● THE TASK:
Of all the lines in the material, how many contain the word "email"? State the number alone.

[BEGIN SUPPLIED DATA]

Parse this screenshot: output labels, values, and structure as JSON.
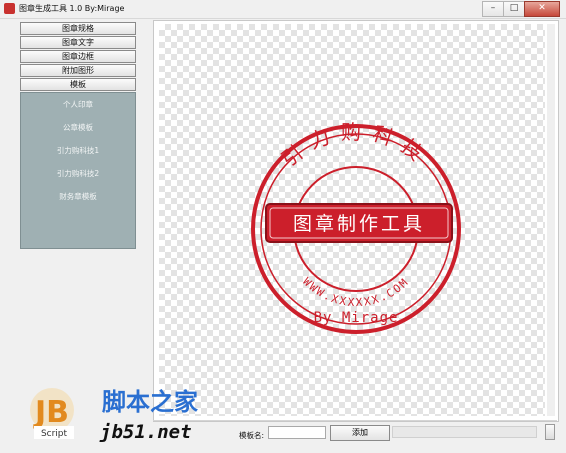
{
  "window": {
    "title": "图章生成工具 1.0   By:Mirage",
    "minimize": "–",
    "maximize": "□",
    "close": "✕"
  },
  "sidebar": {
    "buttons": [
      "图章规格",
      "图章文字",
      "图章边框",
      "附加图形",
      "模板"
    ],
    "templates": [
      "个人印章",
      "公章模板",
      "引力购科技1",
      "引力购科技2",
      "财务章模板"
    ]
  },
  "stamp": {
    "arc_text": "引力购科技",
    "banner_text": "图章制作工具",
    "bottom_arc_text": "WWW.XXXXXX.COM",
    "signature": "By Mirage",
    "color": "#cc1f2b"
  },
  "bottom": {
    "template_name_label": "模板名:",
    "template_name_value": "",
    "add_button": "添加"
  },
  "watermark": {
    "jb_script": "Script",
    "cn_text": "脚本之家",
    "url": "jb51.net"
  },
  "colors": {
    "panel": "#9fb0b3",
    "stamp_red": "#cc1f2b",
    "logo_blue": "#2a6fd1",
    "logo_orange": "#e28a1e"
  }
}
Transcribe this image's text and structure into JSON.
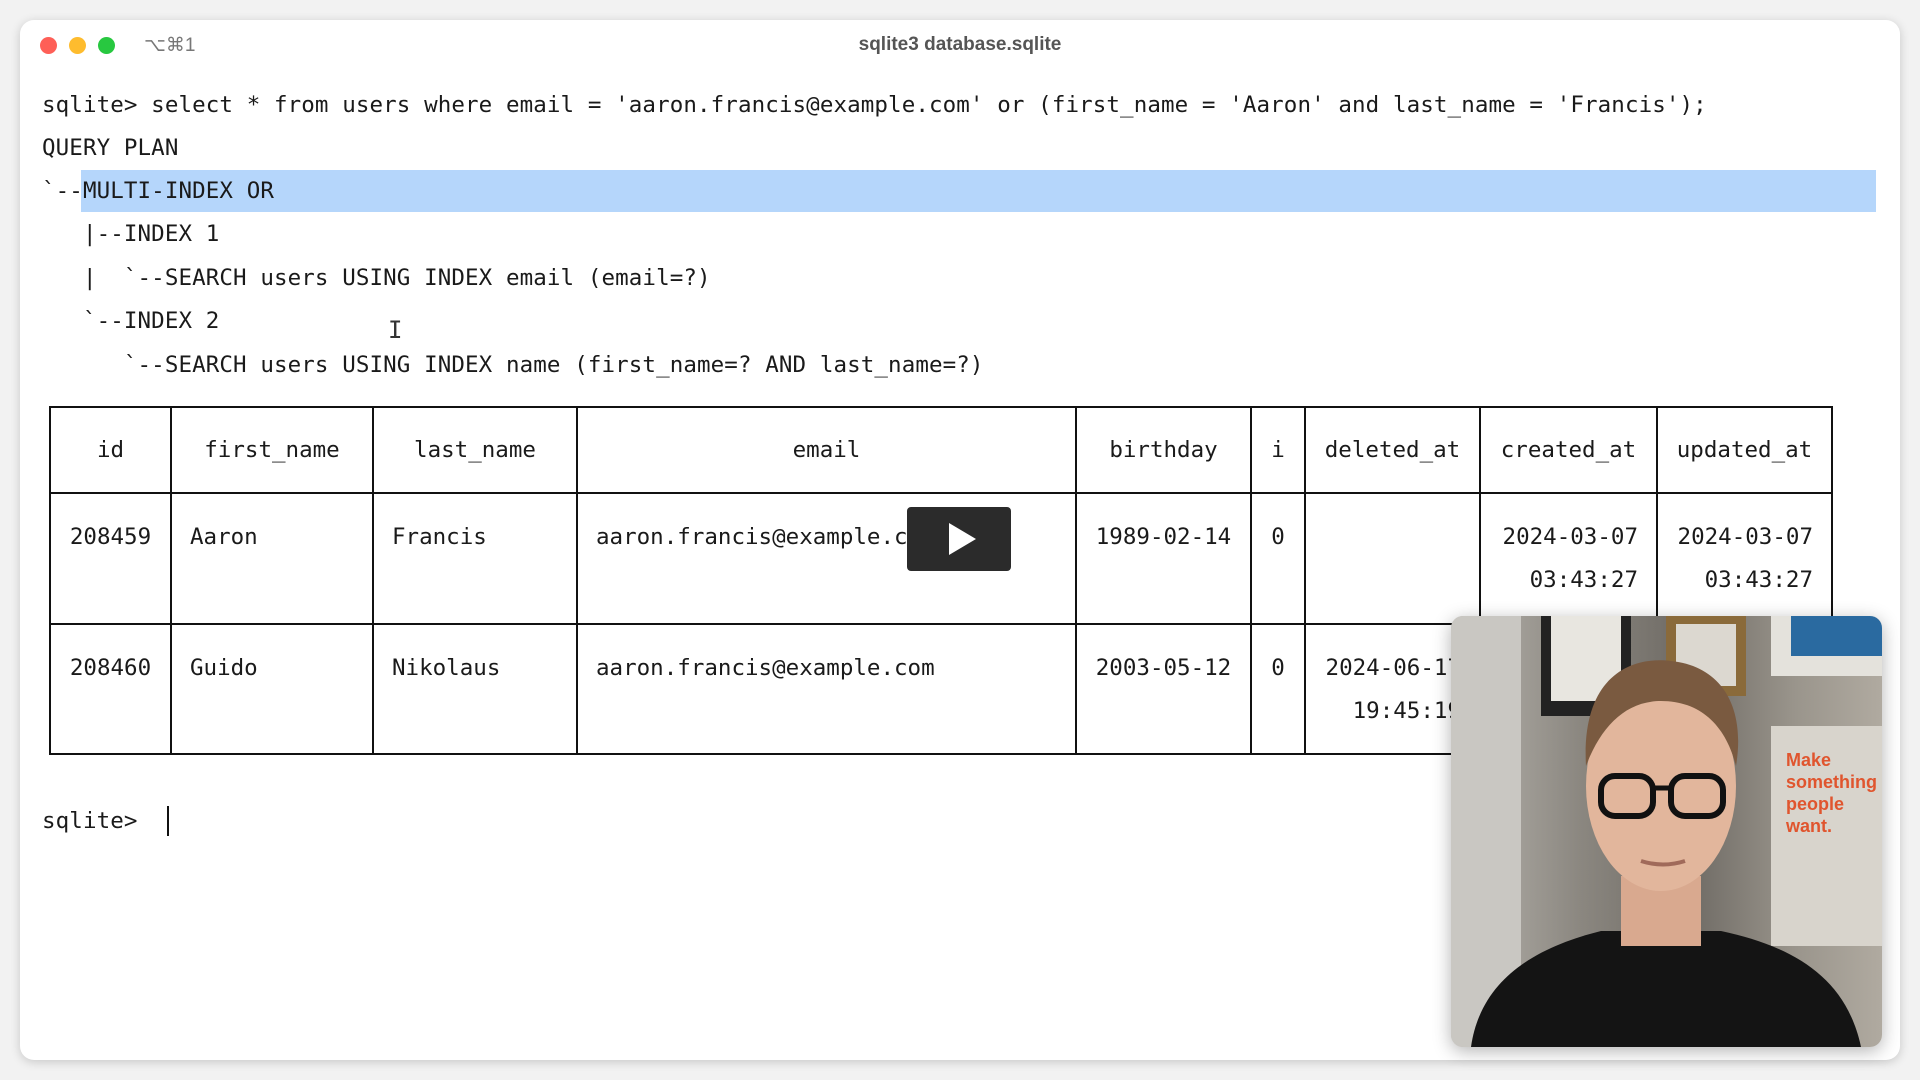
{
  "window": {
    "title": "sqlite3 database.sqlite",
    "shortcut": "⌥⌘1",
    "traffic_lights": {
      "close": "#fe5f57",
      "minimize": "#febc2e",
      "zoom": "#28c840"
    }
  },
  "terminal": {
    "lines": [
      "sqlite> select * from users where email = 'aaron.francis@example.com' or (first_name = 'Aaron' and last_name = 'Francis');",
      "QUERY PLAN",
      "`--MULTI-INDEX OR",
      "   |--INDEX 1",
      "   |  `--SEARCH users USING INDEX email (email=?)",
      "   `--INDEX 2",
      "      `--SEARCH users USING INDEX name (first_name=? AND last_name=?)"
    ],
    "selection_color": "#b5d6fb",
    "prompt": "sqlite> "
  },
  "table": {
    "headers": [
      "id",
      "first_name",
      "last_name",
      "email",
      "birthday",
      "i",
      "deleted_at",
      "created_at",
      "updated_at"
    ],
    "rows": [
      [
        "208459",
        "Aaron",
        "Francis",
        "aaron.francis@example.com",
        "1989-02-14",
        "0",
        "",
        "2024-03-07\n  03:43:27",
        "2024-03-07\n  03:43:27"
      ],
      [
        "208460",
        "Guido",
        "Nikolaus",
        "aaron.francis@example.com",
        "2003-05-12",
        "0",
        "2024-06-17\n  19:45:19",
        "",
        ""
      ]
    ]
  },
  "overlay": {
    "play_icon": "play-icon",
    "webcam": "presenter-webcam"
  }
}
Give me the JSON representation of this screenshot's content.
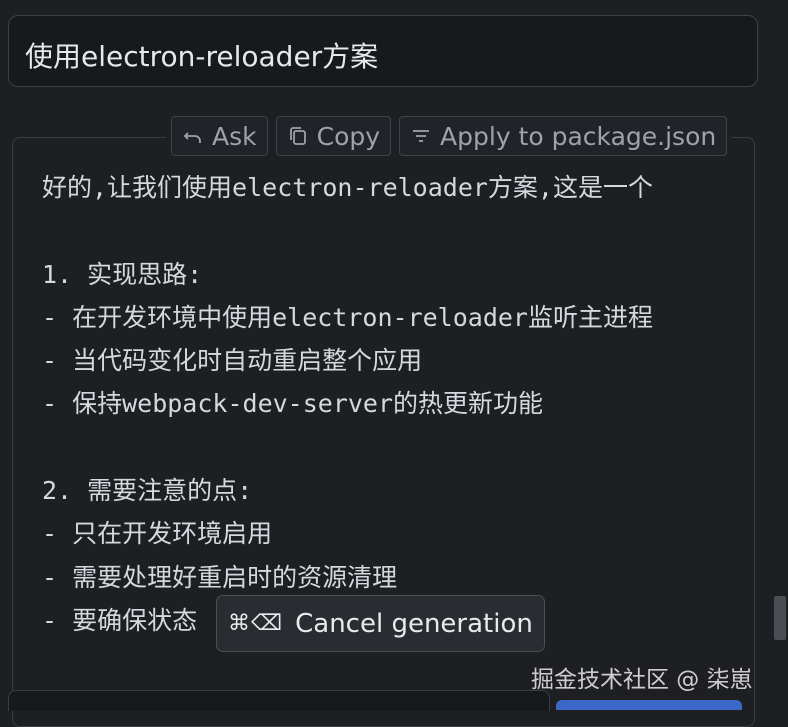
{
  "input": {
    "value": "使用electron-reloader方案"
  },
  "toolbar": {
    "ask_label": "Ask",
    "copy_label": "Copy",
    "apply_label": "Apply to package.json"
  },
  "response": {
    "lines": [
      "好的,让我们使用electron-reloader方案,这是一个",
      "",
      "1. 实现思路:",
      "- 在开发环境中使用electron-reloader监听主进程",
      "- 当代码变化时自动重启整个应用",
      "- 保持webpack-dev-server的热更新功能",
      "",
      "2. 需要注意的点:",
      "- 只在开发环境启用",
      "- 需要处理好重启时的资源清理",
      "- 要确保状态"
    ]
  },
  "tooltip": {
    "keys": "⌘⌫",
    "label": "Cancel generation"
  },
  "watermark": {
    "text": "掘金技术社区 @ 柒崽"
  },
  "colors": {
    "background": "#1e1f23",
    "accent": "#3b68c8"
  }
}
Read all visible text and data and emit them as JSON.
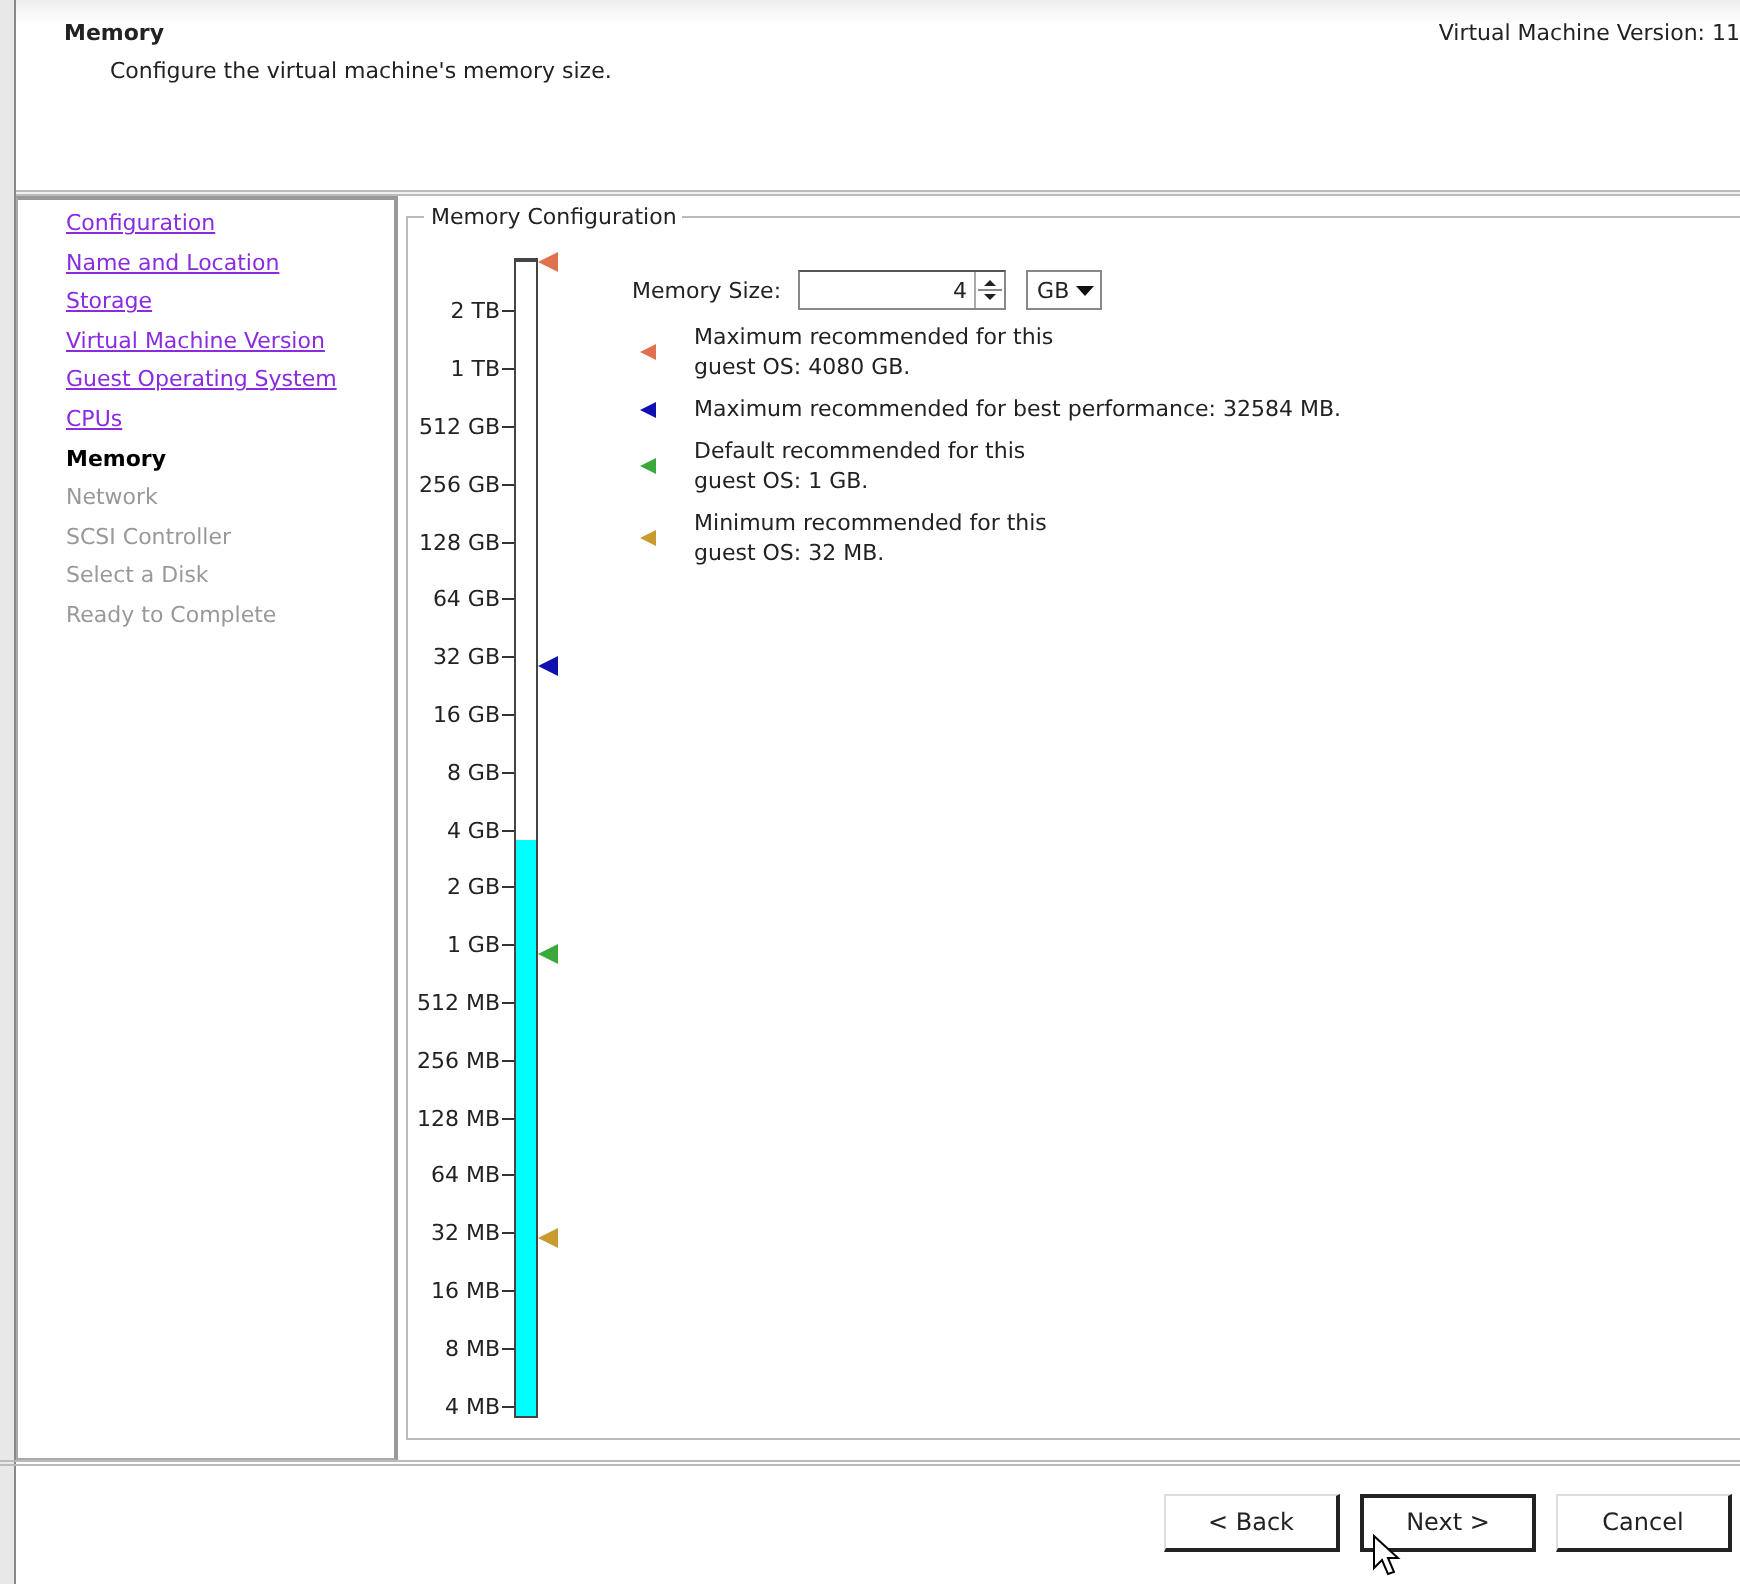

[END SUPPLIED DATA]

● OUTPUT FOR THIS EXERCISE:
3